## BEGIN Excerpted data

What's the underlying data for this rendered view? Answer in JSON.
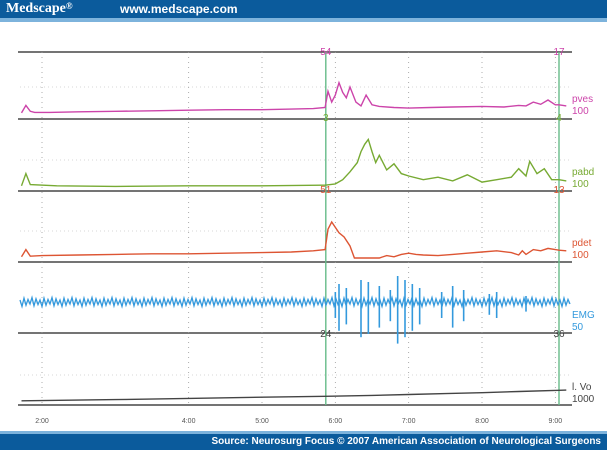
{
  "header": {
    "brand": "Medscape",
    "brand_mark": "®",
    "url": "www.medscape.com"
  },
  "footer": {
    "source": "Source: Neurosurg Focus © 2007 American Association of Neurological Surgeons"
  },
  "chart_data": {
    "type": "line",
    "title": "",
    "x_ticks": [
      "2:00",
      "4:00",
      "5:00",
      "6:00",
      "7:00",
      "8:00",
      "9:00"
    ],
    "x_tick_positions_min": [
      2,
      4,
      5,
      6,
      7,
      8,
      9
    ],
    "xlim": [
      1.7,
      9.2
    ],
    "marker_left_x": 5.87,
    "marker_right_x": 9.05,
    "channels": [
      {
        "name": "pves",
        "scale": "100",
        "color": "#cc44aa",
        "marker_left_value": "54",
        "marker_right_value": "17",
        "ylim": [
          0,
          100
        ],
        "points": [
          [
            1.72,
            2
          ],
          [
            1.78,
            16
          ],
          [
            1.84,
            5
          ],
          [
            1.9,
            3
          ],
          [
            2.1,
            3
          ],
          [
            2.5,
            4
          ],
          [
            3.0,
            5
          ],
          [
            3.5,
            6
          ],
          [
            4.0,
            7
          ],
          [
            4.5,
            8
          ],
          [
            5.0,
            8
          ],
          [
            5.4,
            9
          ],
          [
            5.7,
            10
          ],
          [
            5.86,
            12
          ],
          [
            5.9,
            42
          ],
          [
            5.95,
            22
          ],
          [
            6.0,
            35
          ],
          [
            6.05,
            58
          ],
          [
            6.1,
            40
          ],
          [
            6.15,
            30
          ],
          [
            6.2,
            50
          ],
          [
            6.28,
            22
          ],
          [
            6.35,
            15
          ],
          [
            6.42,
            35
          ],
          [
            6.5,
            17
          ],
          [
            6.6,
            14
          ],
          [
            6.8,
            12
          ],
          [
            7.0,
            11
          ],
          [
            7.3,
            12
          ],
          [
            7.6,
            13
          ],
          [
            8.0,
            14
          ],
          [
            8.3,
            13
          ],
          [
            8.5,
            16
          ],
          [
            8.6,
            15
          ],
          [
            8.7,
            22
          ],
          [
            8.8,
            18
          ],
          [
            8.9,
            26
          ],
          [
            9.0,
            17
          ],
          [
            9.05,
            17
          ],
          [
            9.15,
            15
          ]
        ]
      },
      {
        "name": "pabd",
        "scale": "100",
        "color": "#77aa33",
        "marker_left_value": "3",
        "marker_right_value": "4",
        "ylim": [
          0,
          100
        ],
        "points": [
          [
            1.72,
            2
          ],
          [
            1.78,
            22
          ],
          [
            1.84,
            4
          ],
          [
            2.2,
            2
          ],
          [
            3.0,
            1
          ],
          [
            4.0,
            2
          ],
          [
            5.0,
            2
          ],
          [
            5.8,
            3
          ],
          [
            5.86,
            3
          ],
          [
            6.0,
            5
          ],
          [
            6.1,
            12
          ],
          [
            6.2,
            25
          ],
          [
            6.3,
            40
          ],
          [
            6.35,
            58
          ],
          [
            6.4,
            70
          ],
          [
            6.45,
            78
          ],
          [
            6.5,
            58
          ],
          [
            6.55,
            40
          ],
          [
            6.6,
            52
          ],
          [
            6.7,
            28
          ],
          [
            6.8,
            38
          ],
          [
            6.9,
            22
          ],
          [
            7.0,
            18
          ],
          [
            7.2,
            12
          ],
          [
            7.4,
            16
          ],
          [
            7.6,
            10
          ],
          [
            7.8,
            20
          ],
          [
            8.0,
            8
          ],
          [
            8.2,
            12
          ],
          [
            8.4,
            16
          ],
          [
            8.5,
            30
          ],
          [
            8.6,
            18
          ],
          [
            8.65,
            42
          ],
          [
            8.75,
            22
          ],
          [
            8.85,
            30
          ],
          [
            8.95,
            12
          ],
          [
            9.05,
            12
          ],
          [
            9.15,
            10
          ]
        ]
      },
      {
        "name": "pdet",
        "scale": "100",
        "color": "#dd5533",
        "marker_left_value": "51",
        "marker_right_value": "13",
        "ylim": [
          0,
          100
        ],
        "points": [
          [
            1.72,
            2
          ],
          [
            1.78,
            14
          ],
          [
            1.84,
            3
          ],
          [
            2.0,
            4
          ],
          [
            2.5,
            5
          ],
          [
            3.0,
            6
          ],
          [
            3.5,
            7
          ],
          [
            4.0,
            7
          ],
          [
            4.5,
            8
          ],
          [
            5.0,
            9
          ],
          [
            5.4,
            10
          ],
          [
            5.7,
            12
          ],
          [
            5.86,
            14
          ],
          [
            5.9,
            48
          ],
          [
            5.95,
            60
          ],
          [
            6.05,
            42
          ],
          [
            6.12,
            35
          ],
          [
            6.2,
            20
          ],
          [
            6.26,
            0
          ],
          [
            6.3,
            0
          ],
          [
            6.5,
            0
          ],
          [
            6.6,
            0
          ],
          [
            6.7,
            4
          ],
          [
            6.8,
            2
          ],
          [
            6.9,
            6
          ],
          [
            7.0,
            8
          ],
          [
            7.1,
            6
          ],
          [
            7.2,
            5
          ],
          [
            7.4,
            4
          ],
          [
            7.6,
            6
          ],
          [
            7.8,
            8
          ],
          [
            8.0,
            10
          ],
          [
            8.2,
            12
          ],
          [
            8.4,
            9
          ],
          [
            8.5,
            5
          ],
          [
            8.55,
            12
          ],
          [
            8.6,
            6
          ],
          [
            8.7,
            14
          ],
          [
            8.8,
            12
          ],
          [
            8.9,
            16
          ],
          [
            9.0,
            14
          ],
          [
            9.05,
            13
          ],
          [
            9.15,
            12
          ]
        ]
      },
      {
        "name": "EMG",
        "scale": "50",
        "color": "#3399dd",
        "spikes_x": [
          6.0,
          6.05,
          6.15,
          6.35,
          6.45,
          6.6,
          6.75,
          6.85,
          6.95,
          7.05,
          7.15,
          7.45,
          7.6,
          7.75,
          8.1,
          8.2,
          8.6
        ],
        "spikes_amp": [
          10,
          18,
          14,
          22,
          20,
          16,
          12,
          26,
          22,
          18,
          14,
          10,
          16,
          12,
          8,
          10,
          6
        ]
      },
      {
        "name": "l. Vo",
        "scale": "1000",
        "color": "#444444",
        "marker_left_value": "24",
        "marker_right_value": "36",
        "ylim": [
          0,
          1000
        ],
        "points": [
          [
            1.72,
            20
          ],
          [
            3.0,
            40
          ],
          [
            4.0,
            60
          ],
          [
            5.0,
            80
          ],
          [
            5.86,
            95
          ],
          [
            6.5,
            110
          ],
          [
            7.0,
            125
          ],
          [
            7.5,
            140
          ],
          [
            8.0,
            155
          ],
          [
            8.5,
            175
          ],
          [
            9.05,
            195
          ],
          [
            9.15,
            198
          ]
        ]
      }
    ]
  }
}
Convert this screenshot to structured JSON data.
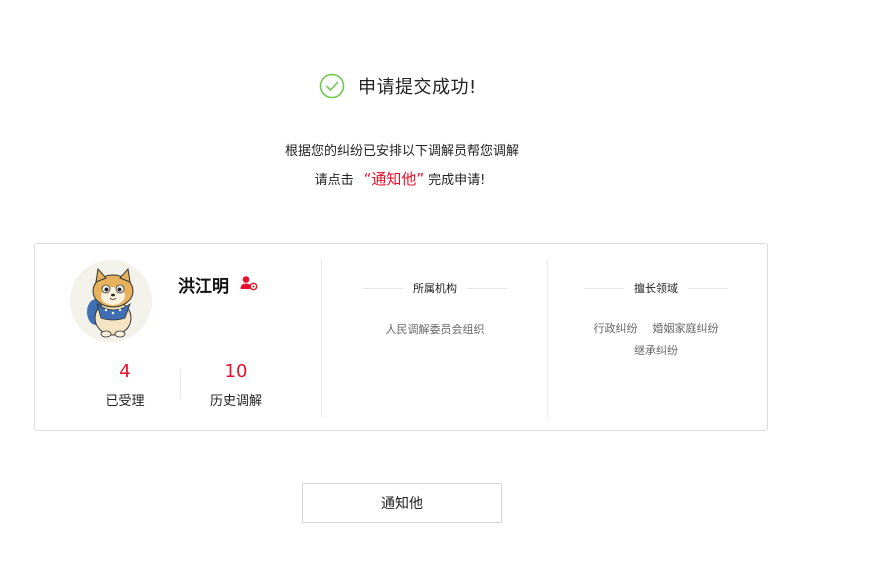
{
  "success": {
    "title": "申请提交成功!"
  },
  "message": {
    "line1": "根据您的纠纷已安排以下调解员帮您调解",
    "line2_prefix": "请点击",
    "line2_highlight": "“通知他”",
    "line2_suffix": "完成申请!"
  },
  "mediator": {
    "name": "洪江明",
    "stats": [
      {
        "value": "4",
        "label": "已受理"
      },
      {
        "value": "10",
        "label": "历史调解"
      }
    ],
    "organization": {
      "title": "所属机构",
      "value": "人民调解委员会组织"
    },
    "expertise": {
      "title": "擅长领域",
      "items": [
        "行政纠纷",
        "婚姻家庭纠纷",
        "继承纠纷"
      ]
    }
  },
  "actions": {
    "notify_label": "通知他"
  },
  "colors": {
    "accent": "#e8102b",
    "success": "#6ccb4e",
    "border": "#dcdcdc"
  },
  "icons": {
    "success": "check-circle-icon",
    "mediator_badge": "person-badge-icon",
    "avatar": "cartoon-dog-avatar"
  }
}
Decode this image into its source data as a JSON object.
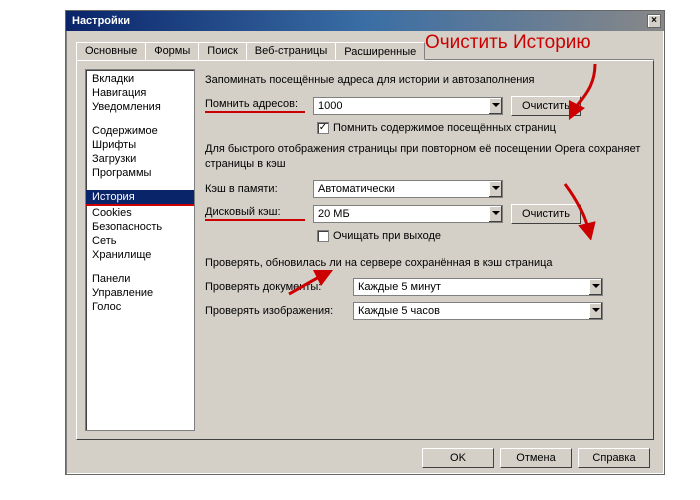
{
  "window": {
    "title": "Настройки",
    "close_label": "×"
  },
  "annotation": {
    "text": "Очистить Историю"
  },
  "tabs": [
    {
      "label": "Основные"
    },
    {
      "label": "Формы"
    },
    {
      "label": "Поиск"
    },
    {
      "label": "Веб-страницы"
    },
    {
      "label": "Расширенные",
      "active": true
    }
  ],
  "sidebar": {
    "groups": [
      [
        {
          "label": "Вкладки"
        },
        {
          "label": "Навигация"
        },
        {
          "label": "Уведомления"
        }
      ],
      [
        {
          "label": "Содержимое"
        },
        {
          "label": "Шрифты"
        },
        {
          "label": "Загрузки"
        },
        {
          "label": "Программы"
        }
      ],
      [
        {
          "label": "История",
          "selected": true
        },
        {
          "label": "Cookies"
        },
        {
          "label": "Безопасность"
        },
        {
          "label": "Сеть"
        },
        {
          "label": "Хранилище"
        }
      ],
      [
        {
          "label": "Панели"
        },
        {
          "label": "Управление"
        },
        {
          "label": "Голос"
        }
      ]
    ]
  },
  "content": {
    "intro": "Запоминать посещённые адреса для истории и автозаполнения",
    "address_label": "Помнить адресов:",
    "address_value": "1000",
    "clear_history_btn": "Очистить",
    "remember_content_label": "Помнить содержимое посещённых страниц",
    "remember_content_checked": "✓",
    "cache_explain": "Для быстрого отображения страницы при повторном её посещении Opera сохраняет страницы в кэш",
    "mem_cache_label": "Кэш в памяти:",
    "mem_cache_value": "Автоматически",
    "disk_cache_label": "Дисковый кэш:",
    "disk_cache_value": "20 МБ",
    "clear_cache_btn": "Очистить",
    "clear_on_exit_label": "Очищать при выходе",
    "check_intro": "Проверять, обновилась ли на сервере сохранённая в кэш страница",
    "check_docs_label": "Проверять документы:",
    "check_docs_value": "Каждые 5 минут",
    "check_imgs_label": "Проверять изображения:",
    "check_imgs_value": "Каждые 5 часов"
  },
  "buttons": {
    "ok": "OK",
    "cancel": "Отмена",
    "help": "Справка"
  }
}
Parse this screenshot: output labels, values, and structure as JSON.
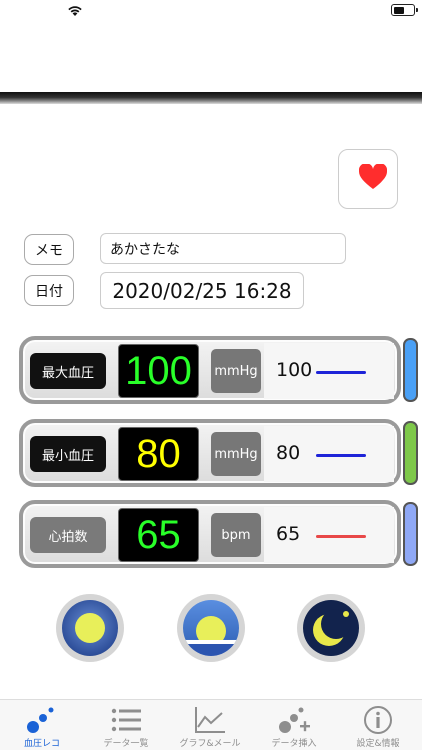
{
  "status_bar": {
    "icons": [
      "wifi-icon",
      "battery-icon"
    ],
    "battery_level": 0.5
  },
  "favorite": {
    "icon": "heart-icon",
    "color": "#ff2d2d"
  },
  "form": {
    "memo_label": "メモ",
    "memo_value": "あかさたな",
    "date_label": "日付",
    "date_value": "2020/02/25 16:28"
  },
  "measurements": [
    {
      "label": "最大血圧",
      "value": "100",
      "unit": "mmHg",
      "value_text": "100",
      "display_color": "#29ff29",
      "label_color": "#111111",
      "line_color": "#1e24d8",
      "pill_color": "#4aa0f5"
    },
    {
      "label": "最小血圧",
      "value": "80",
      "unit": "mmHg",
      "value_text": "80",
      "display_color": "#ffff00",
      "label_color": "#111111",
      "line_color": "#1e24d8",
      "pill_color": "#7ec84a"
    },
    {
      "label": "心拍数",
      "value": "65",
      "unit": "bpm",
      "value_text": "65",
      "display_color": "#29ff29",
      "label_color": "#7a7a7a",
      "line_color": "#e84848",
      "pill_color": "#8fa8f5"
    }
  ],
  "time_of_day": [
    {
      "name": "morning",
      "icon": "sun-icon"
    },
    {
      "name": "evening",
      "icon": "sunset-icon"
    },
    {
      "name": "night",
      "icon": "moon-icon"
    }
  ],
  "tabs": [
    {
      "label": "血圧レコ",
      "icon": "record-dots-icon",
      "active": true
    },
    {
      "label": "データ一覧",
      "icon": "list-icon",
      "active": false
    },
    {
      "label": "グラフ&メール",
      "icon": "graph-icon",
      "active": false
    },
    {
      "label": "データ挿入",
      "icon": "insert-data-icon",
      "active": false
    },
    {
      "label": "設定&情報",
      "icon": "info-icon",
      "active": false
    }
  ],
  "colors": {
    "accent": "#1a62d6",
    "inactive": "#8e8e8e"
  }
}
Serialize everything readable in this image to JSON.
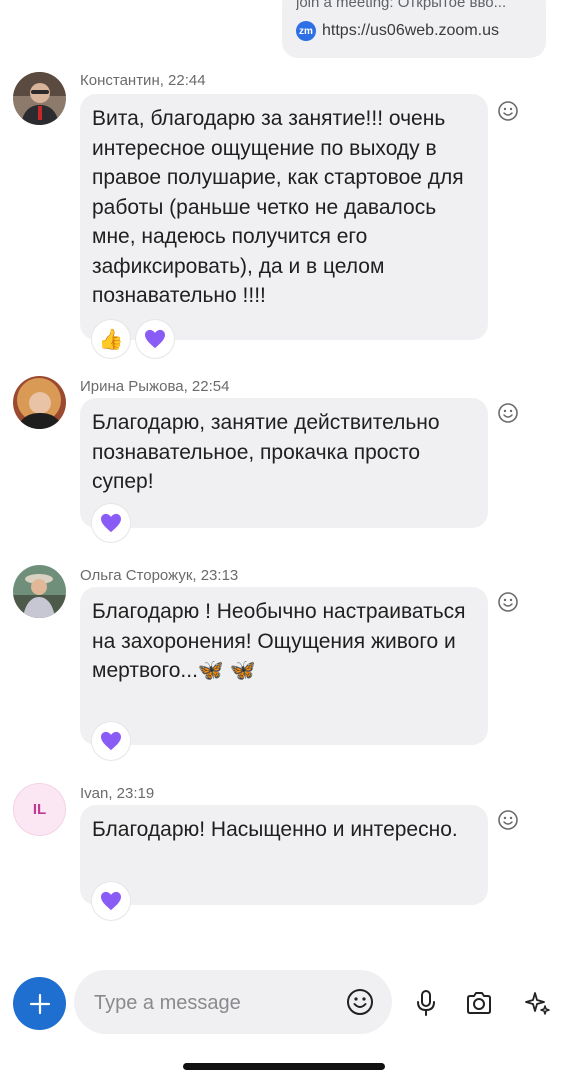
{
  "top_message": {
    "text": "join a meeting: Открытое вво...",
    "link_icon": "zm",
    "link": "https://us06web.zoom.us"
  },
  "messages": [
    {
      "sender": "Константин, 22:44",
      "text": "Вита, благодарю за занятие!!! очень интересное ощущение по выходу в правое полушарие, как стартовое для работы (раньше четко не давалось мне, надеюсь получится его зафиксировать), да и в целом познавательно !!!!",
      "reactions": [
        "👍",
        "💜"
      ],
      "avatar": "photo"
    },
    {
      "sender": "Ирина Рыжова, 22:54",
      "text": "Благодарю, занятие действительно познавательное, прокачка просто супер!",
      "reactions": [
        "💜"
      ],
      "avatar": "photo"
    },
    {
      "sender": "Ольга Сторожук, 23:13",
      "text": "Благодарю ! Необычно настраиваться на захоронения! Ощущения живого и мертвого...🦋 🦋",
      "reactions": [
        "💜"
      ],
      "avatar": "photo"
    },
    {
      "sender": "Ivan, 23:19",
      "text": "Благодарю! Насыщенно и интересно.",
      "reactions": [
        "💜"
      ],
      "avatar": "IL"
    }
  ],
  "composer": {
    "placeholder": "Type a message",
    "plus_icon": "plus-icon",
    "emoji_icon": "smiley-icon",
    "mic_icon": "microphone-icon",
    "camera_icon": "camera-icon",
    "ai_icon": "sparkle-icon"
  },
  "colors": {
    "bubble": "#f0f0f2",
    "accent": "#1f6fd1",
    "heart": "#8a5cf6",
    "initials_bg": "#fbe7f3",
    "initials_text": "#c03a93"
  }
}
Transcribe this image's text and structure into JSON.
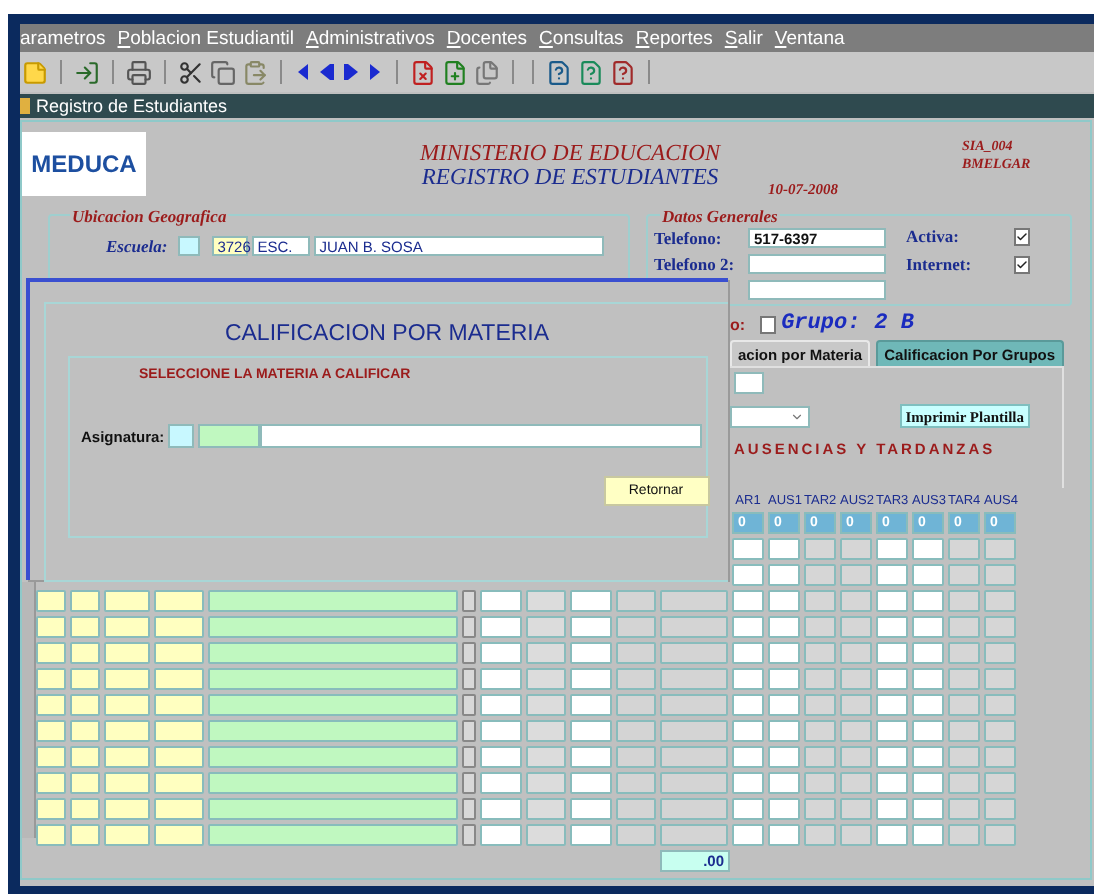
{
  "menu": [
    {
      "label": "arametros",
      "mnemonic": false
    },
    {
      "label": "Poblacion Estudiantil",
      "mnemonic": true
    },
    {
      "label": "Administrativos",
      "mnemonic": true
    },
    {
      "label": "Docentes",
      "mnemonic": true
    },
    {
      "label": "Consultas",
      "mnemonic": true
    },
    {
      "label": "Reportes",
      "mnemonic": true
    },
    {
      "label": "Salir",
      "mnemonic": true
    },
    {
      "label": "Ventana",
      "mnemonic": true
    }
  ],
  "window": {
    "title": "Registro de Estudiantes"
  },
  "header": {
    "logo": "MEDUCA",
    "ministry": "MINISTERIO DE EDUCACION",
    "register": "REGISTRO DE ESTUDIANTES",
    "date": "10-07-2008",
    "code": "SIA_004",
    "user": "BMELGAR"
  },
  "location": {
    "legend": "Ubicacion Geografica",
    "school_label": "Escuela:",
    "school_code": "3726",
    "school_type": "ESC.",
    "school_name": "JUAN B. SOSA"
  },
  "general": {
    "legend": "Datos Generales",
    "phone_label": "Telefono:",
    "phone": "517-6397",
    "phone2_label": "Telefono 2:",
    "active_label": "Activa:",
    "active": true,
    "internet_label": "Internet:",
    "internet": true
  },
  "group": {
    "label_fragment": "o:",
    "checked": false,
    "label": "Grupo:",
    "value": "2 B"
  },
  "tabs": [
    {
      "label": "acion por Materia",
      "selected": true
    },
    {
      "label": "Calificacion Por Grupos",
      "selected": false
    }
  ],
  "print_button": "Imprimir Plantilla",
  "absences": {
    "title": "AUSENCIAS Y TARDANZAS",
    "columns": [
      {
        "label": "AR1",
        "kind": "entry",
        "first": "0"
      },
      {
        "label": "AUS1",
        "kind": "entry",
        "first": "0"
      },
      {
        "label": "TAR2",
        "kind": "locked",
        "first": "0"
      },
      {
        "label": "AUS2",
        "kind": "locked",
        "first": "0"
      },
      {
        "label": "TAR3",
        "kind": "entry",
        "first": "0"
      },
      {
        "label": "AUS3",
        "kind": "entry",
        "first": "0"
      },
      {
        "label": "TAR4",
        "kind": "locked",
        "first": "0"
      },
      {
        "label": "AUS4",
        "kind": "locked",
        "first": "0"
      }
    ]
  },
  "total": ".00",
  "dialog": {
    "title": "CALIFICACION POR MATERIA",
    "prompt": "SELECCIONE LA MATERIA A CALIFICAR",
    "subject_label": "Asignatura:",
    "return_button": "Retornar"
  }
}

## END Excerpted data

Your answer should be a single number: how many lines in the data above include "selected"?

3